(Dataset excerpt)
>>>

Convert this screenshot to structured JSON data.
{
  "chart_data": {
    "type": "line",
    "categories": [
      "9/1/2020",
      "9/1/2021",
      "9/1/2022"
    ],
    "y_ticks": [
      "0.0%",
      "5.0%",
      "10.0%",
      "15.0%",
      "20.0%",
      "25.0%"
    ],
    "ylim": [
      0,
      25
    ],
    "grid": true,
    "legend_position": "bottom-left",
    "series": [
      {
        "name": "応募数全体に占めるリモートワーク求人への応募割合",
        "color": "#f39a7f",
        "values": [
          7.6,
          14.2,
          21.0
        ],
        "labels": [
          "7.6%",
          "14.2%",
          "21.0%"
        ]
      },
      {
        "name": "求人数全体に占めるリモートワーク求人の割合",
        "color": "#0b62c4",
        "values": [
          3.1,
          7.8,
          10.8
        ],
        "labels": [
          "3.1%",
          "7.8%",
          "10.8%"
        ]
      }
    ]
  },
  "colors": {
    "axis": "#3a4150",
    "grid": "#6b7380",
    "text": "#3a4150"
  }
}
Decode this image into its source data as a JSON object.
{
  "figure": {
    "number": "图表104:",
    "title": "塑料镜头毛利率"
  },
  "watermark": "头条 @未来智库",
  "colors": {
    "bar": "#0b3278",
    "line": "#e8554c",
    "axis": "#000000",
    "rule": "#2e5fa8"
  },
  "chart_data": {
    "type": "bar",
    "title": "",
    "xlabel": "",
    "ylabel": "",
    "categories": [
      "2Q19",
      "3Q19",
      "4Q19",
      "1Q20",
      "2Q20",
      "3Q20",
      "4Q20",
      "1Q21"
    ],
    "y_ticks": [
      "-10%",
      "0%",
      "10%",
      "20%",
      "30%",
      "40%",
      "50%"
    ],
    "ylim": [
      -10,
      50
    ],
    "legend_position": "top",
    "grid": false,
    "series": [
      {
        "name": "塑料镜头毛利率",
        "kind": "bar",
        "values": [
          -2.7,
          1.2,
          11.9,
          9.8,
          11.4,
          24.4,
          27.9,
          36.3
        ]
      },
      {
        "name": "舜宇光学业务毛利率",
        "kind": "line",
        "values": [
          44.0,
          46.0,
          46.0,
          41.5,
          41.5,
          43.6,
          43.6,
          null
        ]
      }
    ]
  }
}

<<<

Work to complete
Write the material out again word for word.

Correct output
Convert this screenshot to structured JSON data.
{
  "chart_data": {
    "type": "line",
    "categories": [
      "9/1/2020",
      "9/1/2021",
      "9/1/2022"
    ],
    "y_ticks": [
      "0.0%",
      "5.0%",
      "10.0%",
      "15.0%",
      "20.0%",
      "25.0%"
    ],
    "ylim": [
      0,
      25
    ],
    "grid": true,
    "legend_position": "bottom-left",
    "series": [
      {
        "name": "応募数全体に占めるリモートワーク求人への応募割合",
        "color": "#f39a7f",
        "values": [
          7.6,
          14.2,
          21.0
        ],
        "labels": [
          "7.6%",
          "14.2%",
          "21.0%"
        ]
      },
      {
        "name": "求人数全体に占めるリモートワーク求人の割合",
        "color": "#0b62c4",
        "values": [
          3.1,
          7.8,
          10.8
        ],
        "labels": [
          "3.1%",
          "7.8%",
          "10.8%"
        ]
      }
    ]
  },
  "colors": {
    "axis": "#3a4150",
    "grid": "#6b7380",
    "text": "#3a4150"
  }
}
Decode this image into its source data as a JSON object.
{
  "figure": {
    "number": "图表104:",
    "title": "塑料镜头毛利率"
  },
  "watermark": "头条 @未来智库",
  "colors": {
    "bar": "#0b3278",
    "line": "#e8554c",
    "axis": "#000000",
    "rule": "#2e5fa8"
  },
  "chart_data": {
    "type": "bar",
    "title": "",
    "xlabel": "",
    "ylabel": "",
    "categories": [
      "2Q19",
      "3Q19",
      "4Q19",
      "1Q20",
      "2Q20",
      "3Q20",
      "4Q20",
      "1Q21"
    ],
    "y_ticks": [
      "-10%",
      "0%",
      "10%",
      "20%",
      "30%",
      "40%",
      "50%"
    ],
    "ylim": [
      -10,
      50
    ],
    "legend_position": "top",
    "grid": false,
    "series": [
      {
        "name": "塑料镜头毛利率",
        "kind": "bar",
        "values": [
          -2.7,
          1.2,
          11.9,
          9.8,
          11.4,
          24.4,
          27.9,
          36.3
        ]
      },
      {
        "name": "舜宇光学业务毛利率",
        "kind": "line",
        "values": [
          44.0,
          46.0,
          46.0,
          41.5,
          41.5,
          43.6,
          43.6,
          null
        ]
      }
    ]
  }
}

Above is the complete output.